**Task details:** Look through the data below. Collect every line where the word "Indirect" occurs.

--- BEGIN Material to process ---

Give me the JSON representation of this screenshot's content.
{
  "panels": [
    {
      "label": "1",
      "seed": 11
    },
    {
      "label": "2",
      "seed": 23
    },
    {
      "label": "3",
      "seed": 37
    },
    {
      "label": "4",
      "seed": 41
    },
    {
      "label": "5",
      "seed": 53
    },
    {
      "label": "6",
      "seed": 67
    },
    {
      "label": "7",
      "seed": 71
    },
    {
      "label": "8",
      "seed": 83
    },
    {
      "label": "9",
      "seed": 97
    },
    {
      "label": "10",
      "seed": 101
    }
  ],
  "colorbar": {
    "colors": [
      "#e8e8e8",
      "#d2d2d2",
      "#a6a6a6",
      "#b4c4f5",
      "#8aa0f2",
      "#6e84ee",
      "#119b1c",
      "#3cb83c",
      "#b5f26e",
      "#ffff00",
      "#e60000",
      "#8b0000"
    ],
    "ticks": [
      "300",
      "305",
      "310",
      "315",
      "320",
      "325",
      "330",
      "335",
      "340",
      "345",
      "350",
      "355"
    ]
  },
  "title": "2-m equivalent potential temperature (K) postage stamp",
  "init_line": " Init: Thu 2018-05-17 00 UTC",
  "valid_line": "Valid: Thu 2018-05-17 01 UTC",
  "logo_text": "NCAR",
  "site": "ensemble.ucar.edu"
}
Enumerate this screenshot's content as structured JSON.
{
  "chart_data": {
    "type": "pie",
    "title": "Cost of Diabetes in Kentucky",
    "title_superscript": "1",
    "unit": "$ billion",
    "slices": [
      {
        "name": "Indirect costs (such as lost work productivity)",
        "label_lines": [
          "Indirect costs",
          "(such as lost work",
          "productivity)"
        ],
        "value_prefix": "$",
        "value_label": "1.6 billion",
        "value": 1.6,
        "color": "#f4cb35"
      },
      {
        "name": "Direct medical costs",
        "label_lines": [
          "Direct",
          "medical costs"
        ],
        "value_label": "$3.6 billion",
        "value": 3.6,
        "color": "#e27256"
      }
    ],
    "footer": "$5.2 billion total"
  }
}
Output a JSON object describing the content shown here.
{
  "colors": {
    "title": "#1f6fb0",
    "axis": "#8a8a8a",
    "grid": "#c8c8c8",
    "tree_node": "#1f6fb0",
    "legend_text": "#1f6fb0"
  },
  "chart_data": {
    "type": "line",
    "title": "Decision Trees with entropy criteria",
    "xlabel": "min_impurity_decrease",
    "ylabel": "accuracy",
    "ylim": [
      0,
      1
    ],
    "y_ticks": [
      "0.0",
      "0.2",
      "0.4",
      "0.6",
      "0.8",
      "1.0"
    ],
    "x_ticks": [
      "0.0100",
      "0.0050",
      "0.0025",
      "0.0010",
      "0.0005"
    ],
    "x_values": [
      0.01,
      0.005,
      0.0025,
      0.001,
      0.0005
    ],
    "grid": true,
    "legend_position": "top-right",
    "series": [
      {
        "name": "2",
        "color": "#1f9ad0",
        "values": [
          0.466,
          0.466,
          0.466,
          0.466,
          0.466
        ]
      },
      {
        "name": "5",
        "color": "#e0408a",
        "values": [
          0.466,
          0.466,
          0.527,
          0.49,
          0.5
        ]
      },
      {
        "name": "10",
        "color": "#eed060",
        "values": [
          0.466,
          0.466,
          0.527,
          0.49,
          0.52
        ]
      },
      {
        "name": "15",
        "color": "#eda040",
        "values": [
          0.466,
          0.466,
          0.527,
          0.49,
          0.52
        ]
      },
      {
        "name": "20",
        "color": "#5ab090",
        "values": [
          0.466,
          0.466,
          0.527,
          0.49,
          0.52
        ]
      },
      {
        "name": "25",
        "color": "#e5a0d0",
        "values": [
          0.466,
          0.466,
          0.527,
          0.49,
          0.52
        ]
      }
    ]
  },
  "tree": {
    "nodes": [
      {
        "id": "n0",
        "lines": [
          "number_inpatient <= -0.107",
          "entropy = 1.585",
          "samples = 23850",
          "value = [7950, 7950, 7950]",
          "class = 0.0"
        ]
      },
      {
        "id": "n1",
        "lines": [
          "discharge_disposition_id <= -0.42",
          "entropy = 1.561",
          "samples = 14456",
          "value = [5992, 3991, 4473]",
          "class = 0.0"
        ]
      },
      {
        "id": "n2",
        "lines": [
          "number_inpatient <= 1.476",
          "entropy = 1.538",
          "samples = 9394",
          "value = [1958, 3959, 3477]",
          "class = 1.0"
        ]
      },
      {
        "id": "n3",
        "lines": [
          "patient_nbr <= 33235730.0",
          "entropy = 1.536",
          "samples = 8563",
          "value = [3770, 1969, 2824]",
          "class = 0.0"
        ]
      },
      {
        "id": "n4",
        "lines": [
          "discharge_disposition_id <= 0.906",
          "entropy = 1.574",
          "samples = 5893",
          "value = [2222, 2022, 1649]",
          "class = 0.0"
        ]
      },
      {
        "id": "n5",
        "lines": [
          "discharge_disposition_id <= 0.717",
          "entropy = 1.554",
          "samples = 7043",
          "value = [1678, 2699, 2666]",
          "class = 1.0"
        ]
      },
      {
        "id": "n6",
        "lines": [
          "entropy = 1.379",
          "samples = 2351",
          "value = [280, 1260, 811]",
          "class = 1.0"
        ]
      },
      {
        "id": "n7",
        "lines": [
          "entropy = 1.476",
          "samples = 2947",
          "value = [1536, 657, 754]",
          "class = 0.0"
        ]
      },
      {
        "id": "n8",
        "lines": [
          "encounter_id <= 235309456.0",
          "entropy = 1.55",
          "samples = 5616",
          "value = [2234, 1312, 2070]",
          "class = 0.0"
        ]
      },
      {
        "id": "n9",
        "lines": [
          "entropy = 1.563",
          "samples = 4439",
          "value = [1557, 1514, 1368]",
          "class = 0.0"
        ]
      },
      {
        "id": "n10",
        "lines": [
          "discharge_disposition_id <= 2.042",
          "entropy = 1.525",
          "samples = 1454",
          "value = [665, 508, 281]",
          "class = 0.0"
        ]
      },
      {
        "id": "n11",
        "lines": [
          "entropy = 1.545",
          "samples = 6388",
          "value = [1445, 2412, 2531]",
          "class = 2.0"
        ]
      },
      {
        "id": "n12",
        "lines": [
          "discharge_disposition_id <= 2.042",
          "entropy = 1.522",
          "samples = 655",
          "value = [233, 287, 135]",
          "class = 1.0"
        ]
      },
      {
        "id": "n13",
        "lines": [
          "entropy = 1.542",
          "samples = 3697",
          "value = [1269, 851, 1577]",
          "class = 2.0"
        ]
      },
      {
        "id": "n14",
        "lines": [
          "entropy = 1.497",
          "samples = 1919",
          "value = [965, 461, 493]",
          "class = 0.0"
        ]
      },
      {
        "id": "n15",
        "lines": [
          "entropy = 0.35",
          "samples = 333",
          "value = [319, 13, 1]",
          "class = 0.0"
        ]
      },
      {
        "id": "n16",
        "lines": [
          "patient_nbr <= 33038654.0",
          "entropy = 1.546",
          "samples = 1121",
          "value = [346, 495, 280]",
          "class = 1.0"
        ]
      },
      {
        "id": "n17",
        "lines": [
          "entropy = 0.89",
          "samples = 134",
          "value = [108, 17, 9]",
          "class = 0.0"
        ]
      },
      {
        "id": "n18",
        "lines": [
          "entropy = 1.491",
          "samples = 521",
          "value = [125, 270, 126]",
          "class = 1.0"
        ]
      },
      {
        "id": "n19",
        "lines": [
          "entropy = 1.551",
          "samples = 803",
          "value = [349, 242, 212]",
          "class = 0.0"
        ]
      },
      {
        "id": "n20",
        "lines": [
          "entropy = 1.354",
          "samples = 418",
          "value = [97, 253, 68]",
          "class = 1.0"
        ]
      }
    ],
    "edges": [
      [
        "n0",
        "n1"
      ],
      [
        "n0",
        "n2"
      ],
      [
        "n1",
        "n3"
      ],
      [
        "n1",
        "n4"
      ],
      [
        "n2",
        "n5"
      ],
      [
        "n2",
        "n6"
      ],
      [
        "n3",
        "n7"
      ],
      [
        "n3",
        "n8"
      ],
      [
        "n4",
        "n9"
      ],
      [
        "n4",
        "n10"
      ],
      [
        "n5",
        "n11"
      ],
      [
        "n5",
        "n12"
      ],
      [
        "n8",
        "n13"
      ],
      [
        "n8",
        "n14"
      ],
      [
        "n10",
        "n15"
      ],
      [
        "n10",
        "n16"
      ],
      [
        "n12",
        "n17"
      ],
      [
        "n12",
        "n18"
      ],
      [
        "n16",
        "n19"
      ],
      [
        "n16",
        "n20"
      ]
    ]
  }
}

--- END Material to process ---

**Output below:**
        "name": "Indirect costs (such as lost work productivity)",
          "Indirect costs",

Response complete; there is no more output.